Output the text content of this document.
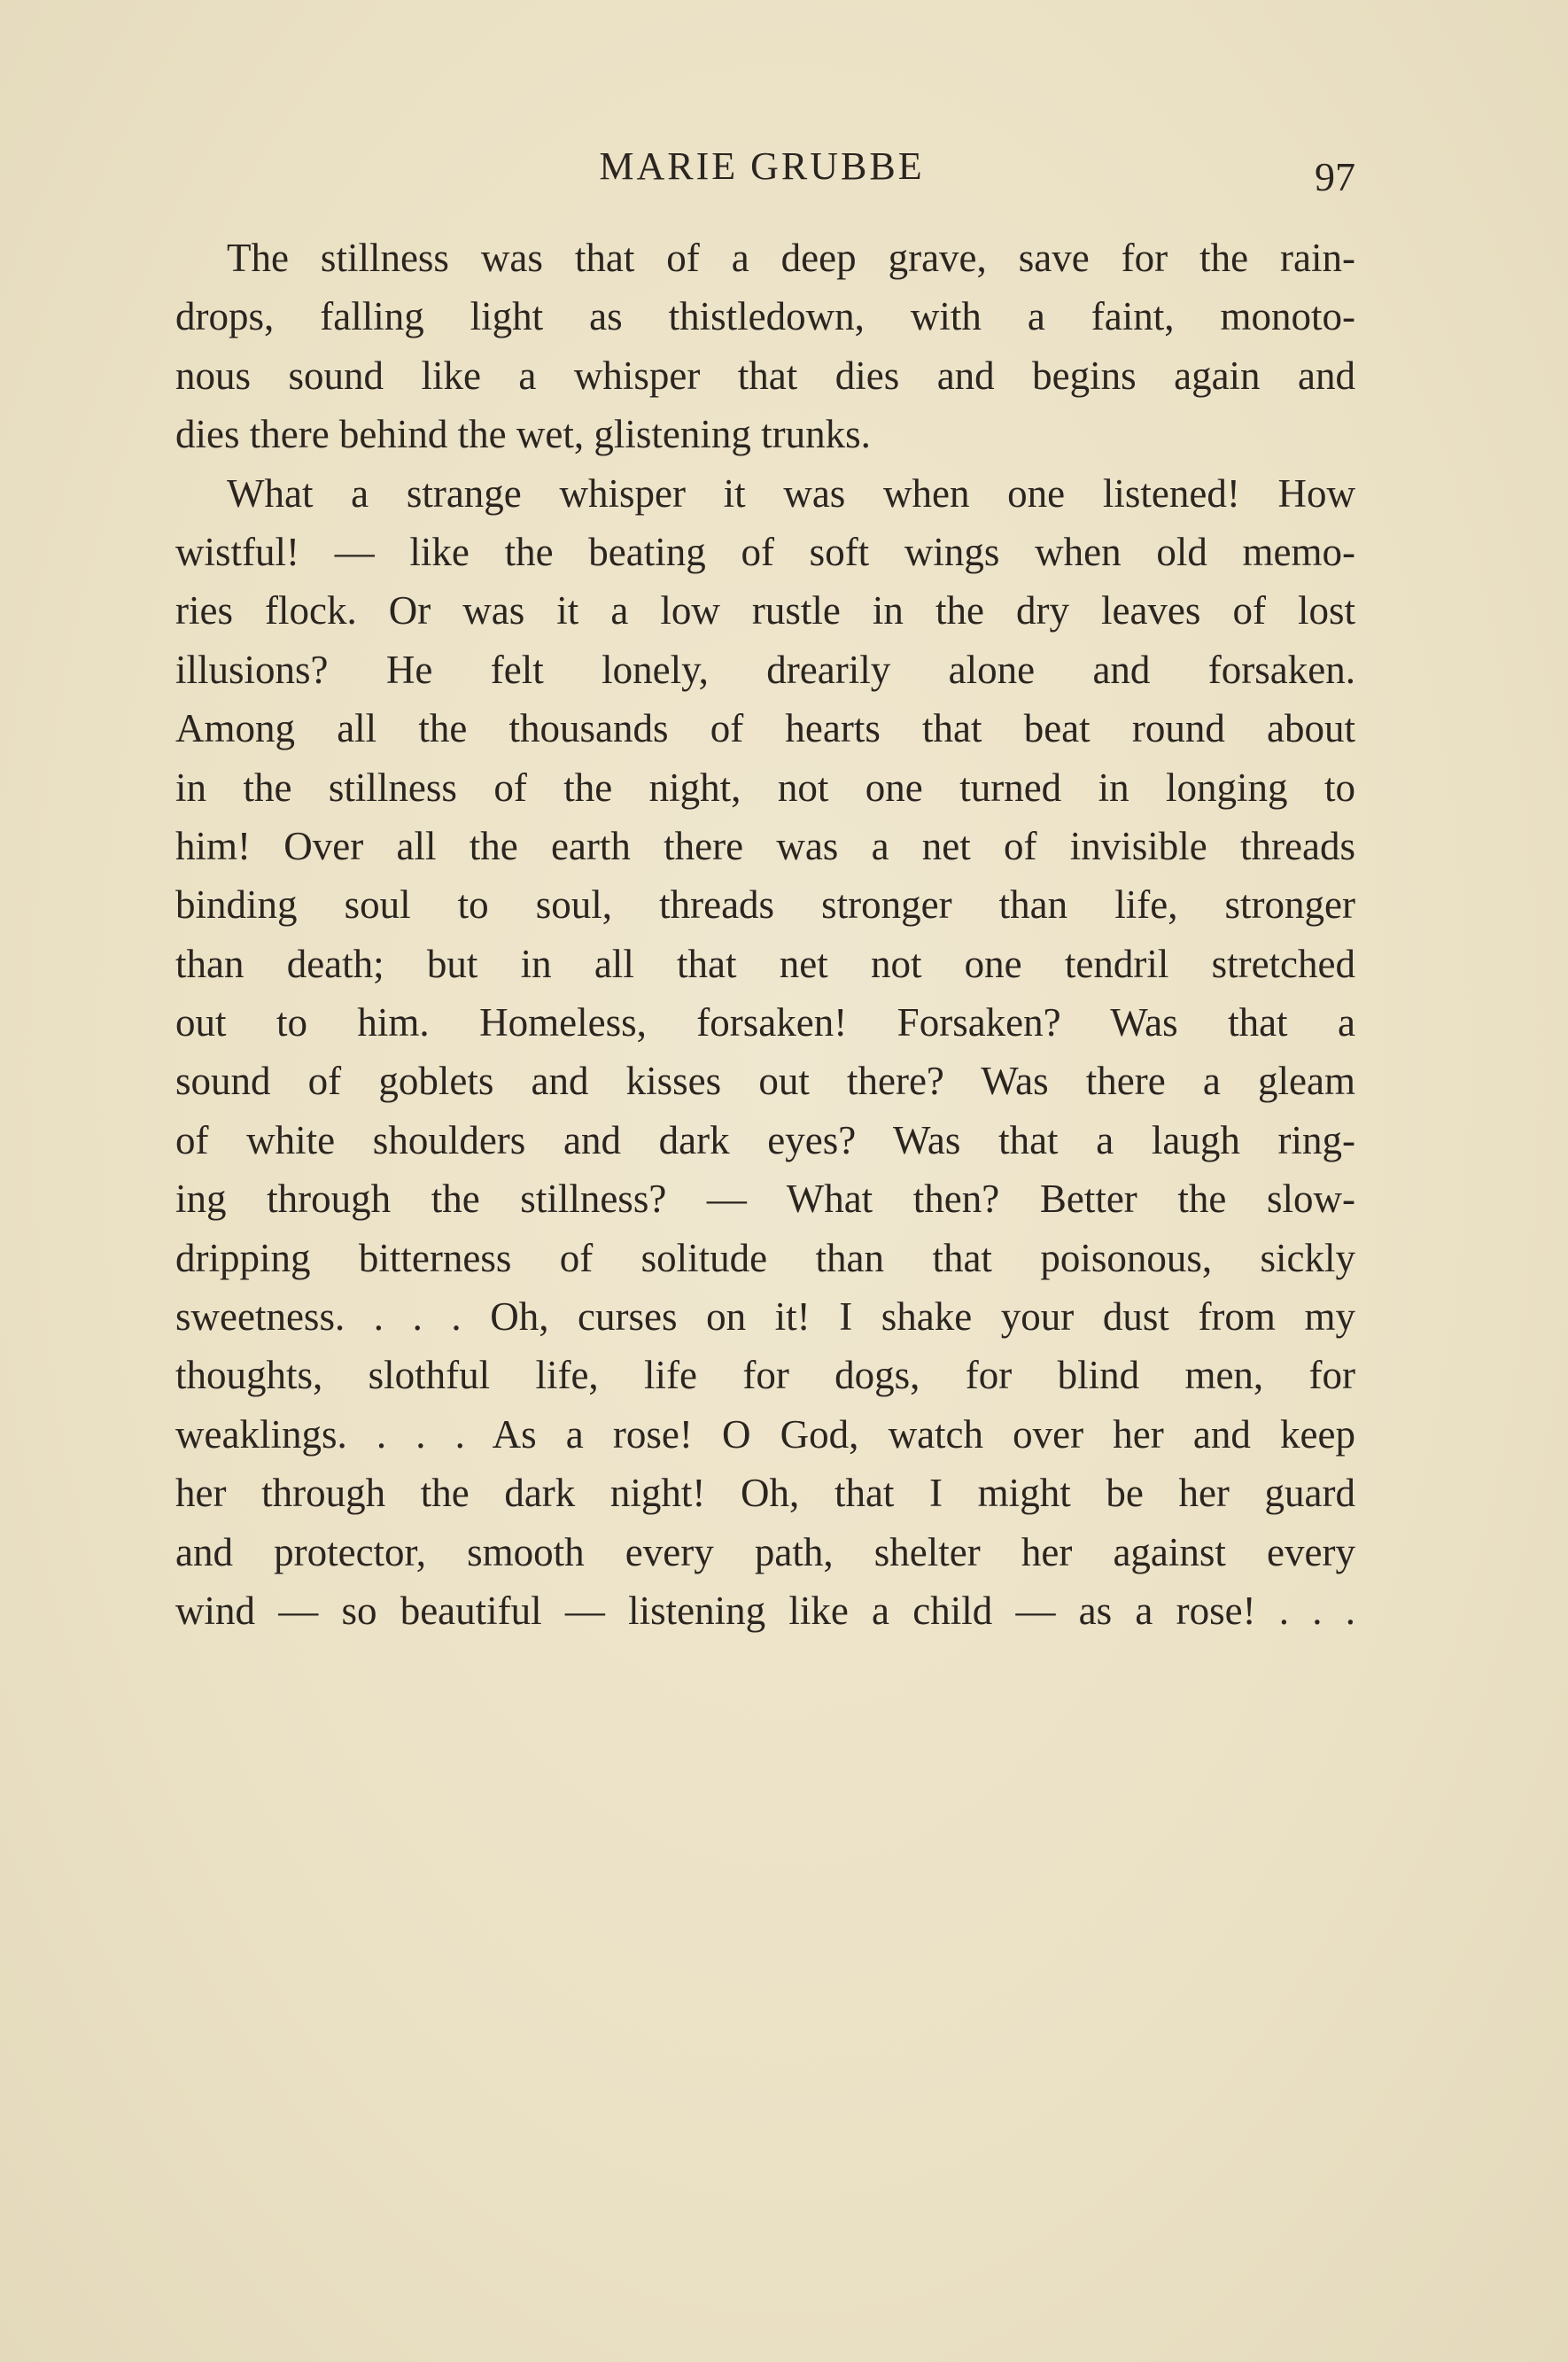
MARIE GRUBBE	97
The stillness was that of a deep grave, save for the rain-
drops, falling light as thistledown, with a faint, monoto-
nous sound like a whisper that dies and begins again and
dies there behind the wet, glistening trunks.
What a strange whisper it was when one listened! How
wistful! — like the beating of soft wings when old memo-
ries flock. Or was it a low rustle in the dry leaves of lost
illusions? He felt lonely, drearily alone and forsaken.
Among all the thousands of hearts that beat round about
in the stillness of the night, not one turned in longing to
him! Over all the earth there was a net of invisible threads
binding soul to soul, threads stronger than life, stronger
than death; but in all that net not one tendril stretched
out to him. Homeless, forsaken! Forsaken? Was that a
sound of goblets and kisses out there? Was there a gleam
of white shoulders and dark eyes? Was that a laugh ring-
ing through the stillness? — What then? Better the slow-
dripping bitterness of solitude than that poisonous, sickly
sweetness. . . . Oh, curses on it! I shake your dust from my
thoughts, slothful life, life for dogs, for blind men, for
weaklings. . . . As a rose! O God, watch over her and keep
her through the dark night! Oh, that I might be her guard
and protector, smooth every path, shelter her against every
wind — so beautiful — listening like a child — as a rose! . . .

• WHAT NEEDS TO BE DONE: Your task is to repeat the material above exactly, without its pictures.

• ANSWER TO THIS TASK:
Output the text content of this document.
MARIE GRUBBE	97
The stillness was that of a deep grave, save for the rain-
drops, falling light as thistledown, with a faint, monoto-
nous sound like a whisper that dies and begins again and
dies there behind the wet, glistening trunks.
What a strange whisper it was when one listened! How
wistful! — like the beating of soft wings when old memo-
ries flock. Or was it a low rustle in the dry leaves of lost
illusions? He felt lonely, drearily alone and forsaken.
Among all the thousands of hearts that beat round about
in the stillness of the night, not one turned in longing to
him! Over all the earth there was a net of invisible threads
binding soul to soul, threads stronger than life, stronger
than death; but in all that net not one tendril stretched
out to him. Homeless, forsaken! Forsaken? Was that a
sound of goblets and kisses out there? Was there a gleam
of white shoulders and dark eyes? Was that a laugh ring-
ing through the stillness? — What then? Better the slow-
dripping bitterness of solitude than that poisonous, sickly
sweetness. . . . Oh, curses on it! I shake your dust from my
thoughts, slothful life, life for dogs, for blind men, for
weaklings. . . . As a rose! O God, watch over her and keep
her through the dark night! Oh, that I might be her guard
and protector, smooth every path, shelter her against every
wind — so beautiful — listening like a child — as a rose! . . .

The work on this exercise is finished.